▶ [DIRECTIVE]: Pull out every line in the items that contains the word "space" and copy each of those lines in full.

▶ [RECORDS SHOWN]:
==================================================
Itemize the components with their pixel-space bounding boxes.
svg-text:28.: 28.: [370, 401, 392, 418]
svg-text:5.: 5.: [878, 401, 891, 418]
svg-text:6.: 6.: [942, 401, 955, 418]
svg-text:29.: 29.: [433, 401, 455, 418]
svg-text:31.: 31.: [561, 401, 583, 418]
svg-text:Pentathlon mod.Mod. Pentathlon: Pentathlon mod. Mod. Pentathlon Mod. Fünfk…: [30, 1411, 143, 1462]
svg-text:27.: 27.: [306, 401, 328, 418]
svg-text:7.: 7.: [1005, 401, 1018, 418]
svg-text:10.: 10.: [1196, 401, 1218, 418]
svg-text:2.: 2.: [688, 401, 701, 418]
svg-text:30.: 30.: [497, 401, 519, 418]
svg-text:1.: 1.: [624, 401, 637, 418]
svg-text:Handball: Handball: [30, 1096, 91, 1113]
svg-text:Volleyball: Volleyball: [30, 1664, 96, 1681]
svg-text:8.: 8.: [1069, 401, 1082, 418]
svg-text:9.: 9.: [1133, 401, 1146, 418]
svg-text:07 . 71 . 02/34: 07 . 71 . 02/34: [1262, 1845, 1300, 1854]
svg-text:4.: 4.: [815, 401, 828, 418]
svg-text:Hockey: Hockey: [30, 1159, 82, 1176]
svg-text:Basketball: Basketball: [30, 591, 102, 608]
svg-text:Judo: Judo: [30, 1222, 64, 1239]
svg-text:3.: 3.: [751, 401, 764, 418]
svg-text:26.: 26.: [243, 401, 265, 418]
==================================================
▶ [SOLUTION FOR THIS TASK]:
Itemize the components with their pixel-space bounding boxes.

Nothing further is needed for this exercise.